— WHAT YOU ARE ASKED TO DO —
Don't copy the pictures; return every other part of the records exactly.

— DATASET EXTRACT —
▶
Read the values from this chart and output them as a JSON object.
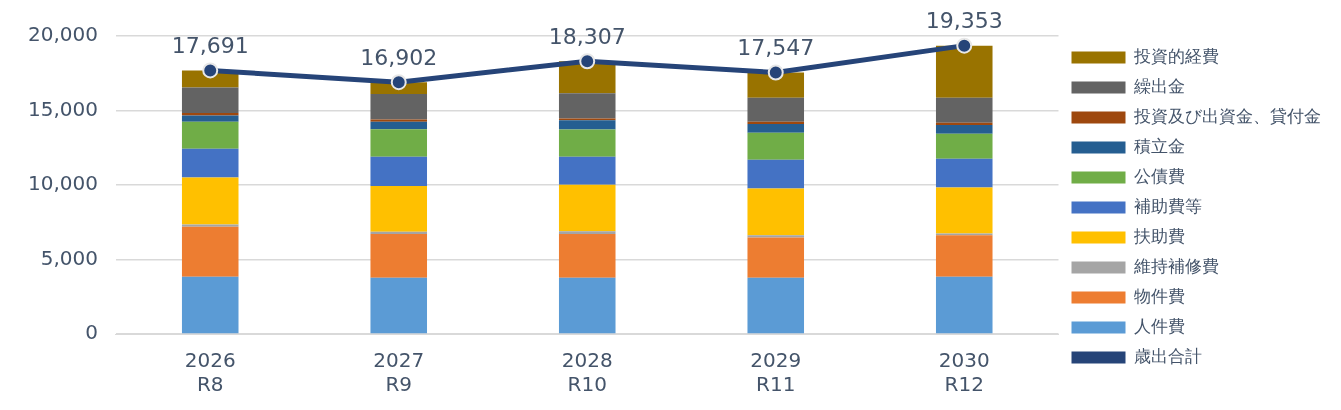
{
  "chart_data": {
    "type": "bar",
    "stacked": true,
    "categories": [
      "2026\nR8",
      "2027\nR9",
      "2028\nR10",
      "2029\nR11",
      "2030\nR12"
    ],
    "ylim": [
      0,
      20000
    ],
    "yticks": [
      0,
      {
        "value": 5000,
        "label": "5,000"
      },
      {
        "value": 10000,
        "label": "10,000"
      },
      {
        "value": 15000,
        "label": "15,000"
      },
      {
        "value": 20000,
        "label": "20,000"
      }
    ],
    "grid": "y",
    "legend": "right",
    "series": [
      {
        "name": "人件費",
        "color": "#5b9bd5",
        "values": [
          3850,
          3780,
          3780,
          3780,
          3850
        ]
      },
      {
        "name": "物件費",
        "color": "#ed7d31",
        "values": [
          3350,
          2930,
          2930,
          2690,
          2770
        ]
      },
      {
        "name": "維持補修費",
        "color": "#a5a5a5",
        "values": [
          150,
          150,
          180,
          150,
          120
        ]
      },
      {
        "name": "扶助費",
        "color": "#ffc000",
        "values": [
          3150,
          3080,
          3120,
          3150,
          3100
        ]
      },
      {
        "name": "補助費等",
        "color": "#4472c4",
        "values": [
          1930,
          1960,
          1890,
          1930,
          1930
        ]
      },
      {
        "name": "公債費",
        "color": "#70ad47",
        "values": [
          1810,
          1850,
          1830,
          1810,
          1670
        ]
      },
      {
        "name": "積立金",
        "color": "#255e91",
        "values": [
          420,
          490,
          610,
          590,
          580
        ]
      },
      {
        "name": "投資及び出資金、貸付金",
        "color": "#9e480e",
        "values": [
          170,
          150,
          120,
          140,
          150
        ]
      },
      {
        "name": "繰出金",
        "color": "#636363",
        "values": [
          1710,
          1710,
          1690,
          1620,
          1690
        ]
      },
      {
        "name": "投資的経費",
        "color": "#997300",
        "values": [
          1150,
          800,
          2160,
          1690,
          3490
        ]
      },
      {
        "name": "歳出合計",
        "type": "line",
        "color": "#264478",
        "marker": "circle",
        "line_style": "solid",
        "values": [
          17691,
          16902,
          18307,
          17547,
          19353
        ],
        "value_labels": [
          "17,691",
          "16,902",
          "18,307",
          "17,547",
          "19,353"
        ]
      }
    ]
  }
}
◀
— PROBLEM SOLUTION —
Read the values from this chart and output them as a JSON object.
{
  "chart_data": {
    "type": "bar",
    "stacked": true,
    "categories": [
      "2026\nR8",
      "2027\nR9",
      "2028\nR10",
      "2029\nR11",
      "2030\nR12"
    ],
    "ylim": [
      0,
      20000
    ],
    "yticks": [
      0,
      {
        "value": 5000,
        "label": "5,000"
      },
      {
        "value": 10000,
        "label": "10,000"
      },
      {
        "value": 15000,
        "label": "15,000"
      },
      {
        "value": 20000,
        "label": "20,000"
      }
    ],
    "grid": "y",
    "legend": "right",
    "series": [
      {
        "name": "人件費",
        "color": "#5b9bd5",
        "values": [
          3850,
          3780,
          3780,
          3780,
          3850
        ]
      },
      {
        "name": "物件費",
        "color": "#ed7d31",
        "values": [
          3350,
          2930,
          2930,
          2690,
          2770
        ]
      },
      {
        "name": "維持補修費",
        "color": "#a5a5a5",
        "values": [
          150,
          150,
          180,
          150,
          120
        ]
      },
      {
        "name": "扶助費",
        "color": "#ffc000",
        "values": [
          3150,
          3080,
          3120,
          3150,
          3100
        ]
      },
      {
        "name": "補助費等",
        "color": "#4472c4",
        "values": [
          1930,
          1960,
          1890,
          1930,
          1930
        ]
      },
      {
        "name": "公債費",
        "color": "#70ad47",
        "values": [
          1810,
          1850,
          1830,
          1810,
          1670
        ]
      },
      {
        "name": "積立金",
        "color": "#255e91",
        "values": [
          420,
          490,
          610,
          590,
          580
        ]
      },
      {
        "name": "投資及び出資金、貸付金",
        "color": "#9e480e",
        "values": [
          170,
          150,
          120,
          140,
          150
        ]
      },
      {
        "name": "繰出金",
        "color": "#636363",
        "values": [
          1710,
          1710,
          1690,
          1620,
          1690
        ]
      },
      {
        "name": "投資的経費",
        "color": "#997300",
        "values": [
          1150,
          800,
          2160,
          1690,
          3490
        ]
      },
      {
        "name": "歳出合計",
        "type": "line",
        "color": "#264478",
        "marker": "circle",
        "line_style": "solid",
        "values": [
          17691,
          16902,
          18307,
          17547,
          19353
        ],
        "value_labels": [
          "17,691",
          "16,902",
          "18,307",
          "17,547",
          "19,353"
        ]
      }
    ]
  }
}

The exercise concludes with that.